**Recorded data**
========
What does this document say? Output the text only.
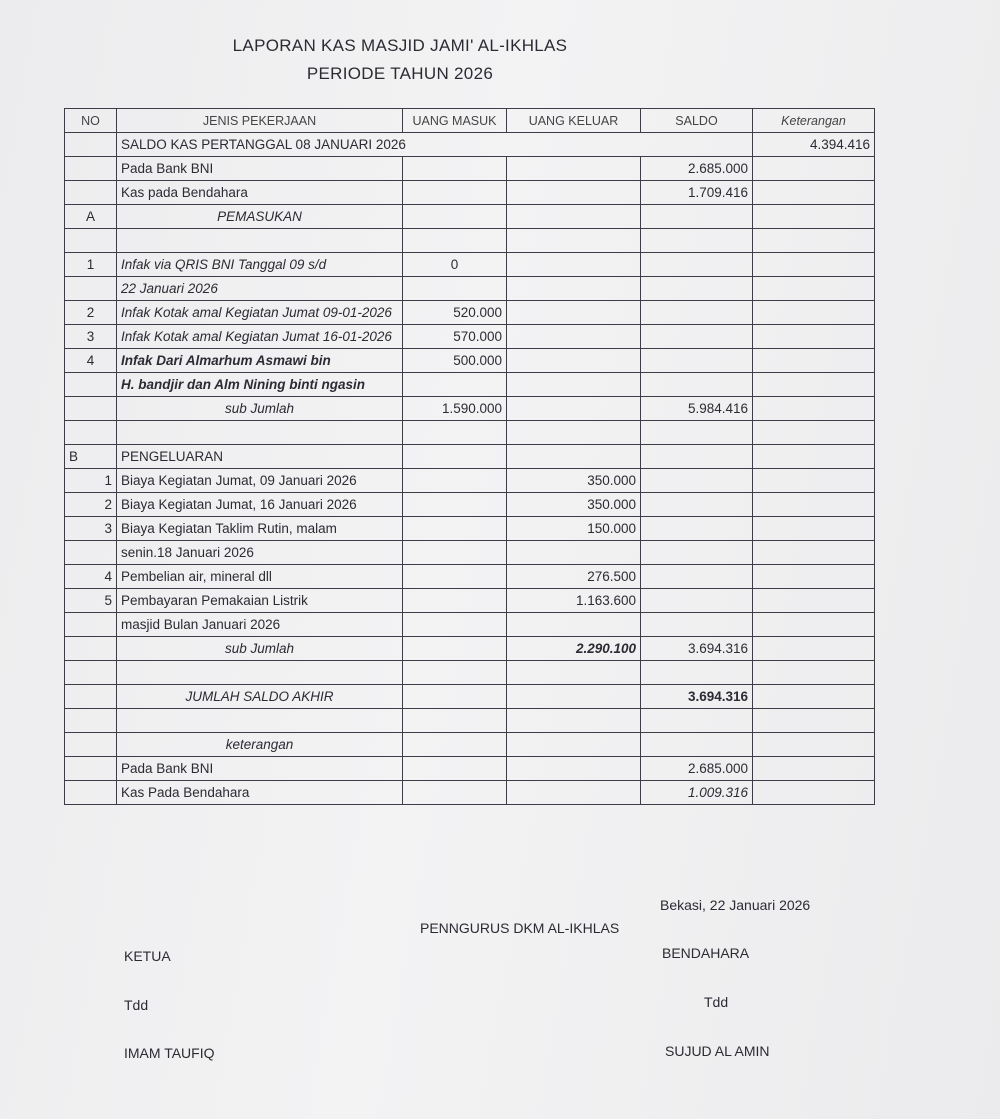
LAPORAN KAS MASJID JAMI' AL-IKHLAS
PERIODE TAHUN 2026
NO	JENIS PEKERJAAN	UANG MASUK	UANG KELUAR	SALDO	Keterangan
	SALDO KAS PERTANGGAL 08 JANUARI 2026				4.394.416
	Pada Bank BNI			2.685.000	
	Kas pada Bendahara			1.709.416	
A	PEMASUKAN				

1	Infak via QRIS BNI Tanggal 09 s/d	0			
	22 Januari 2026				
2	Infak Kotak amal Kegiatan Jumat 09-01-2026	520.000			
3	Infak Kotak amal Kegiatan Jumat 16-01-2026	570.000			
4	Infak Dari Almarhum Asmawi bin	500.000			
	H. bandjir dan Alm Nining binti ngasin				
	sub Jumlah	1.590.000		5.984.416	

B	PENGELUARAN				
1	Biaya Kegiatan Jumat, 09 Januari 2026		350.000		
2	Biaya Kegiatan Jumat, 16 Januari 2026		350.000		
3	Biaya Kegiatan Taklim Rutin, malam		150.000		
	senin.18 Januari 2026				
4	Pembelian air, mineral dll		276.500		
5	Pembayaran Pemakaian Listrik		1.163.600		
	masjid Bulan Januari 2026				
	sub Jumlah		2.290.100	3.694.316	

	JUMLAH SALDO AKHIR			3.694.316	

	keterangan				
	Pada Bank BNI			2.685.000	
	Kas Pada Bendahara			1.009.316	
Bekasi, 22 Januari 2026
PENNGURUS DKM AL-IKHLAS
KETUA	BENDAHARA
Tdd	Tdd
IMAM TAUFIQ	SUJUD AL AMIN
========
**Problem to work on**
Copy out each line of the records that holds the string "amal".

**Answer to this task**
2	Infak Kotak amal Kegiatan Jumat 09-01-2026	520.000			
3	Infak Kotak amal Kegiatan Jumat 16-01-2026	570.000			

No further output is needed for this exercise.